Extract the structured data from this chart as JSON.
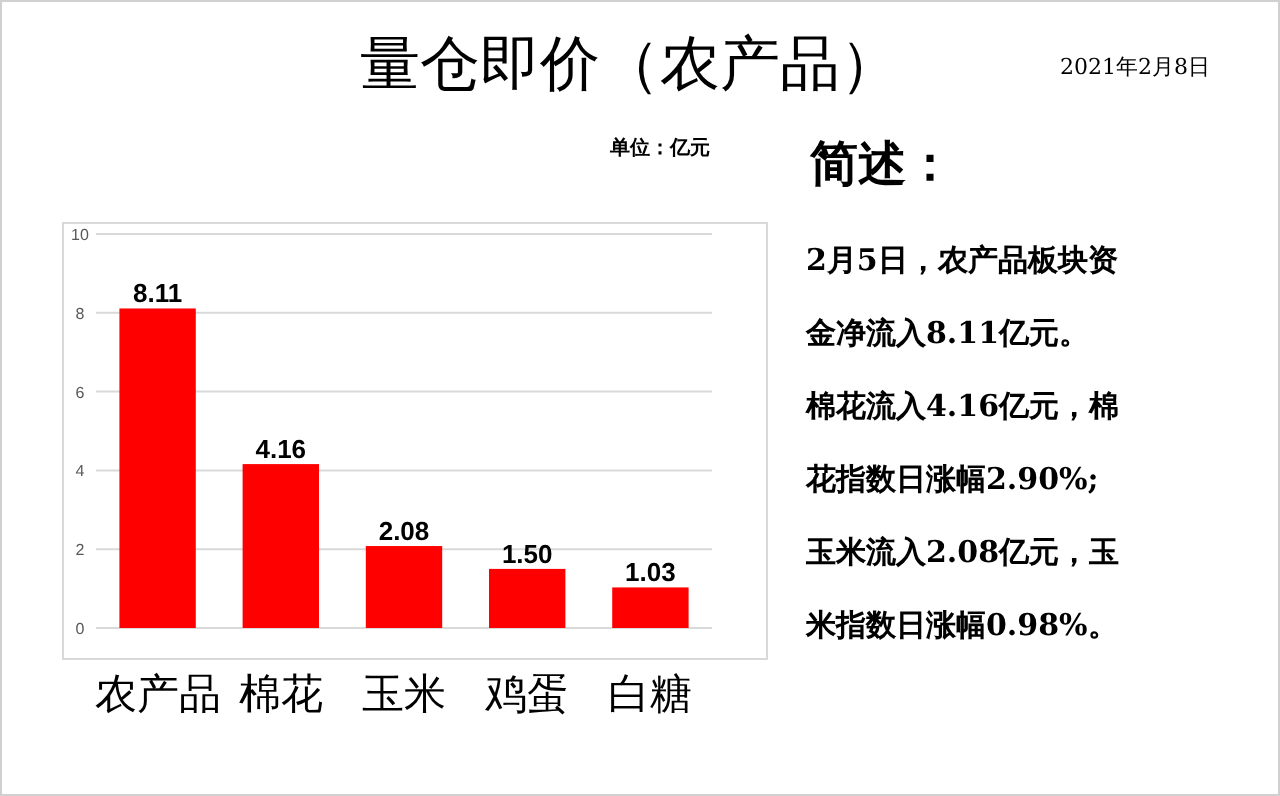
{
  "chart_data": {
    "type": "bar",
    "title": "量仓即价（农产品）",
    "categories": [
      "农产品",
      "棉花",
      "玉米",
      "鸡蛋",
      "白糖"
    ],
    "values": [
      8.11,
      4.16,
      2.08,
      1.5,
      1.03
    ],
    "color": "#ff0000",
    "value_labels": [
      "8.11",
      "4.16",
      "2.08",
      "1.50",
      "1.03"
    ],
    "ylim": [
      0,
      10
    ],
    "yticks": [
      0,
      2,
      4,
      6,
      8,
      10
    ],
    "grid": "y",
    "annotations": [
      "单位：亿元",
      "2021年2月8日",
      "简述：",
      "2月5日，农产品板块资",
      "金净流入8.11亿元。",
      "棉花流入4.16亿元，棉",
      "花指数日涨幅2.90%;",
      "玉米流入2.08亿元，玉",
      "米指数日涨幅0.98%。"
    ]
  }
}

------------------------------

- _Problem requirements_
Transcribe the material exactly, leaving every picture out.

- _Solution to this problem_
Extract the structured data from this chart as JSON.
{
  "chart_data": {
    "type": "bar",
    "title": "量仓即价（农产品）",
    "categories": [
      "农产品",
      "棉花",
      "玉米",
      "鸡蛋",
      "白糖"
    ],
    "values": [
      8.11,
      4.16,
      2.08,
      1.5,
      1.03
    ],
    "color": "#ff0000",
    "value_labels": [
      "8.11",
      "4.16",
      "2.08",
      "1.50",
      "1.03"
    ],
    "ylim": [
      0,
      10
    ],
    "yticks": [
      0,
      2,
      4,
      6,
      8,
      10
    ],
    "grid": "y",
    "annotations": [
      "单位：亿元",
      "2021年2月8日",
      "简述：",
      "2月5日，农产品板块资",
      "金净流入8.11亿元。",
      "棉花流入4.16亿元，棉",
      "花指数日涨幅2.90%;",
      "玉米流入2.08亿元，玉",
      "米指数日涨幅0.98%。"
    ]
  }
}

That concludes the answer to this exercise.